Task brief: Keep the pictures out of the copy and repeat the records exactly.
##### Extracted entries
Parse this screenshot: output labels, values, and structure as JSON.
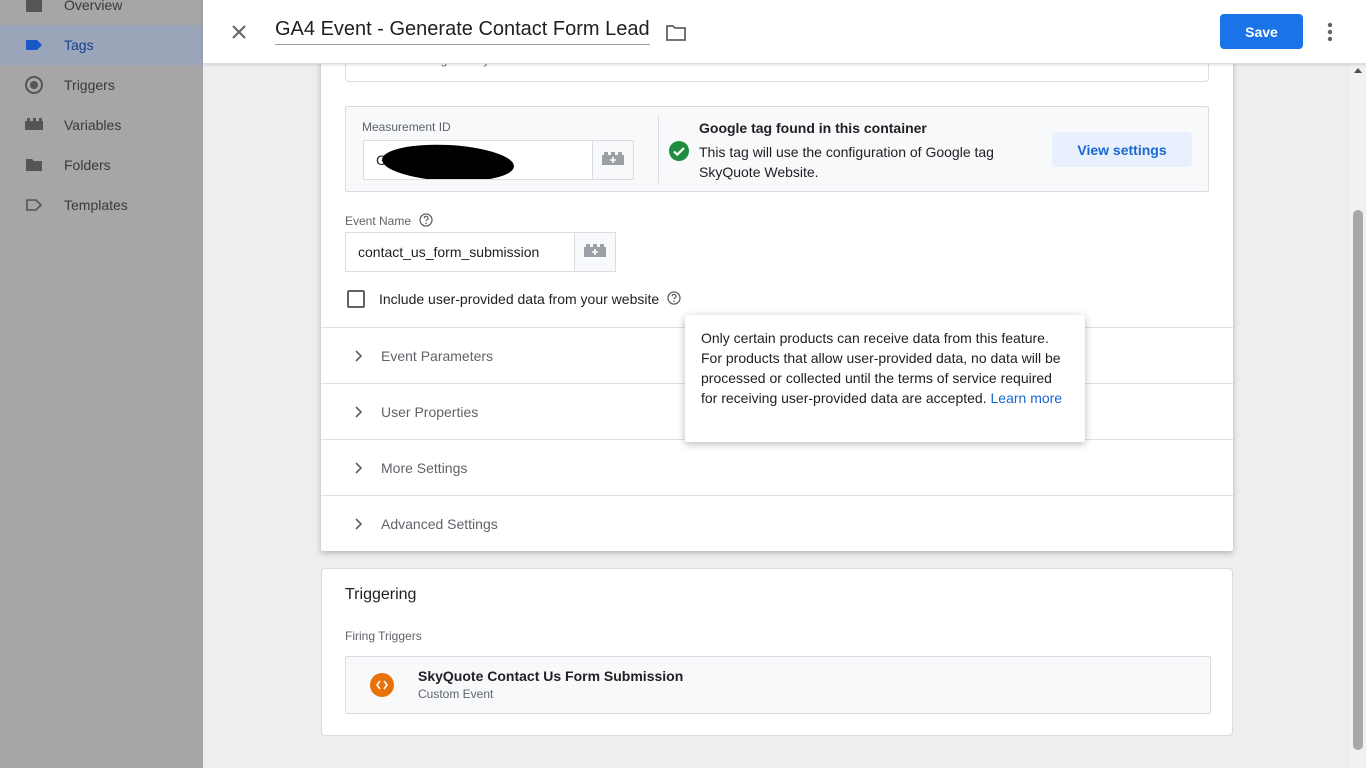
{
  "sidebar": {
    "items": [
      {
        "label": "Overview",
        "icon": "overview-icon"
      },
      {
        "label": "Tags",
        "icon": "tag-icon",
        "active": true
      },
      {
        "label": "Triggers",
        "icon": "trigger-icon"
      },
      {
        "label": "Variables",
        "icon": "variables-icon"
      },
      {
        "label": "Folders",
        "icon": "folder-icon"
      },
      {
        "label": "Templates",
        "icon": "template-icon"
      }
    ]
  },
  "header": {
    "title": "GA4 Event - Generate Contact Form Lead",
    "save_label": "Save"
  },
  "tag_config": {
    "tag_type_subtitle": "Google Analytics",
    "measurement_id_label": "Measurement ID",
    "measurement_id_value": "G-",
    "google_tag_found_title": "Google tag found in this container",
    "google_tag_found_desc": "This tag will use the configuration of Google tag SkyQuote Website.",
    "view_settings_label": "View settings",
    "event_name_label": "Event Name",
    "event_name_value": "contact_us_form_submission",
    "include_user_data_label": "Include user-provided data from your website",
    "include_user_data_checked": false,
    "sections": [
      "Event Parameters",
      "User Properties",
      "More Settings",
      "Advanced Settings"
    ]
  },
  "tooltip": {
    "text": "Only certain products can receive data from this feature. For products that allow user-provided data, no data will be processed or collected until the terms of service required for receiving user-provided data are accepted.",
    "link": "Learn more"
  },
  "triggering": {
    "title": "Triggering",
    "firing_label": "Firing Triggers",
    "trigger_name": "SkyQuote Contact Us Form Submission",
    "trigger_type": "Custom Event"
  },
  "colors": {
    "accent": "#1a73e8",
    "success": "#1e8e3e",
    "trigger_orange": "#e8710a"
  }
}
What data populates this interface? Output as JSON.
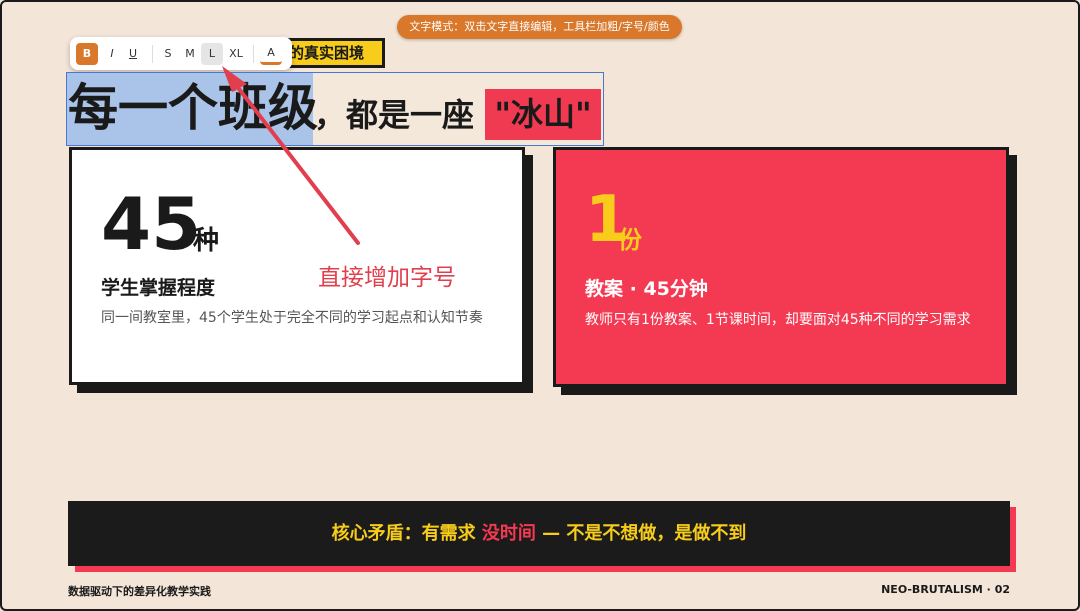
##########
Correct output:
Parse this screenshot: output labels, values, and structure as JSON.
{
  "sidebar": {
    "items": [
      {
        "label": "Overview",
        "icon": "overview-icon"
      },
      {
        "label": "Tags",
        "icon": "tag-icon",
        "active": true
      },
      {
        "label": "Triggers",
        "icon": "trigger-icon"
      },
      {
        "label": "Variables",
        "icon": "variables-icon"
      },
      {
        "label": "Folders",
        "icon": "folder-icon"
      },
      {
        "label": "Templates",
        "icon": "template-icon"
      }
    ]
  },
  "header": {
    "title": "GA4 Event - Generate Contact Form Lead",
    "save_label": "Save"
  },
  "tag_config": {
    "tag_type_subtitle": "Google Analytics",
    "measurement_id_label": "Measurement ID",
    "measurement_id_value": "G-",
    "google_tag_found_title": "Google tag found in this container",
    "google_tag_found_desc": "This tag will use the configuration of Google tag SkyQuote Website.",
    "view_settings_label": "View settings",
    "event_name_label": "Event Name",
    "event_name_value": "contact_us_form_submission",
    "include_user_data_label": "Include user-provided data from your website",
    "include_user_data_checked": false,
    "sections": [
      "Event Parameters",
      "User Properties",
      "More Settings",
      "Advanced Settings"
    ]
  },
  "tooltip": {
    "text": "Only certain products can receive data from this feature. For products that allow user-provided data, no data will be processed or collected until the terms of service required for receiving user-provided data are accepted.",
    "link": "Learn more"
  },
  "triggering": {
    "title": "Triggering",
    "firing_label": "Firing Triggers",
    "trigger_name": "SkyQuote Contact Us Form Submission",
    "trigger_type": "Custom Event"
  },
  "colors": {
    "accent": "#1a73e8",
    "success": "#1e8e3e",
    "trigger_orange": "#e8710a"
  }
}
What data populates this interface? Output as JSON.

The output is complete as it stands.